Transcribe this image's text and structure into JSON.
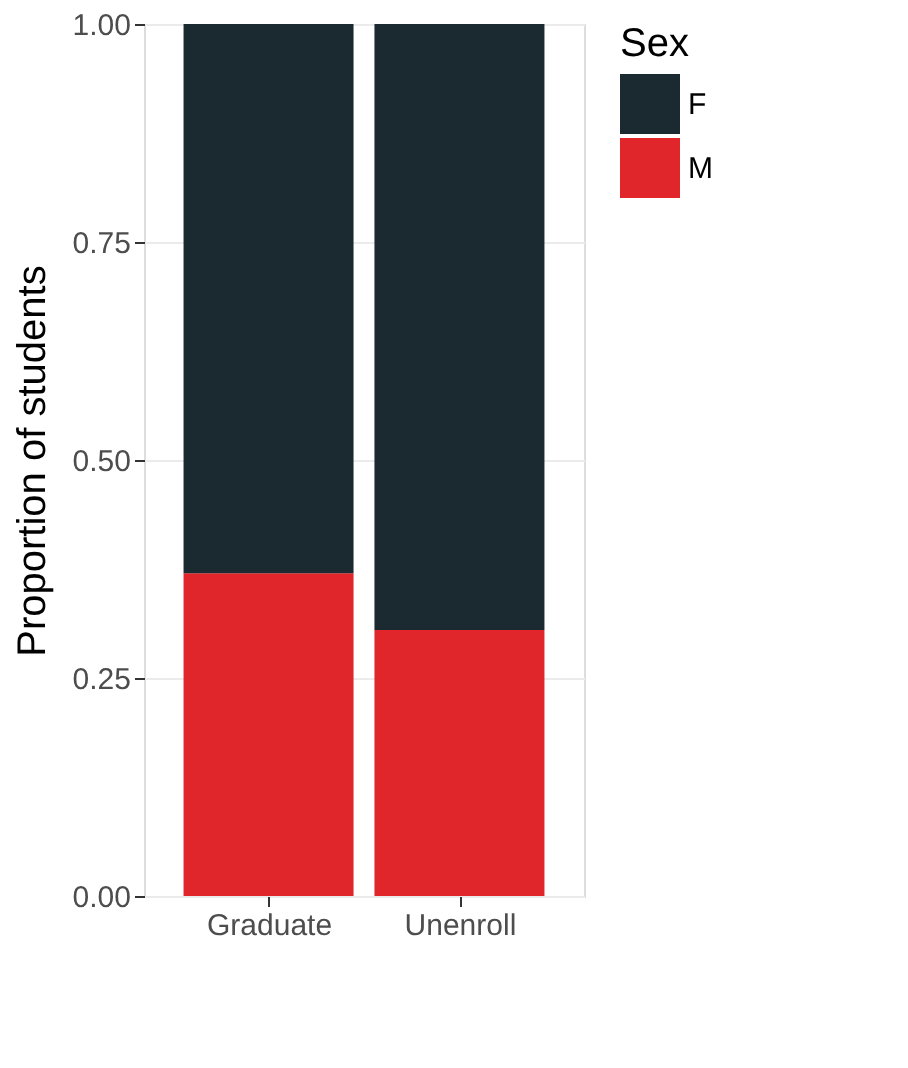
{
  "chart_data": {
    "type": "bar",
    "stacked": true,
    "ylabel": "Proportion of students",
    "legend_title": "Sex",
    "categories": [
      "Graduate",
      "Unenroll"
    ],
    "series": [
      {
        "name": "M",
        "color": "#e0262b",
        "values": [
          0.37,
          0.305
        ]
      },
      {
        "name": "F",
        "color": "#1b2a30",
        "values": [
          0.63,
          0.695
        ]
      }
    ],
    "ylim": [
      0,
      1.0
    ],
    "yticks": [
      {
        "value": 0,
        "label": "0.00"
      },
      {
        "value": 0.25,
        "label": "0.25"
      },
      {
        "value": 0.5,
        "label": "0.50"
      },
      {
        "value": 0.75,
        "label": "0.75"
      },
      {
        "value": 1.0,
        "label": "1.00"
      }
    ],
    "grid": true,
    "legend": "right"
  }
}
┄┄┄┄┄┄┄┄┄┄┄┄┄┄┄┄┄┄┄┄
GOAL: Will you set down the records word for word while leaving out every picture?

SOLVED EXERCISE:
Transcribe this image's text and structure into JSON.
{
  "chart_data": {
    "type": "bar",
    "stacked": true,
    "ylabel": "Proportion of students",
    "legend_title": "Sex",
    "categories": [
      "Graduate",
      "Unenroll"
    ],
    "series": [
      {
        "name": "M",
        "color": "#e0262b",
        "values": [
          0.37,
          0.305
        ]
      },
      {
        "name": "F",
        "color": "#1b2a30",
        "values": [
          0.63,
          0.695
        ]
      }
    ],
    "ylim": [
      0,
      1.0
    ],
    "yticks": [
      {
        "value": 0,
        "label": "0.00"
      },
      {
        "value": 0.25,
        "label": "0.25"
      },
      {
        "value": 0.5,
        "label": "0.50"
      },
      {
        "value": 0.75,
        "label": "0.75"
      },
      {
        "value": 1.0,
        "label": "1.00"
      }
    ],
    "grid": true,
    "legend": "right"
  }
}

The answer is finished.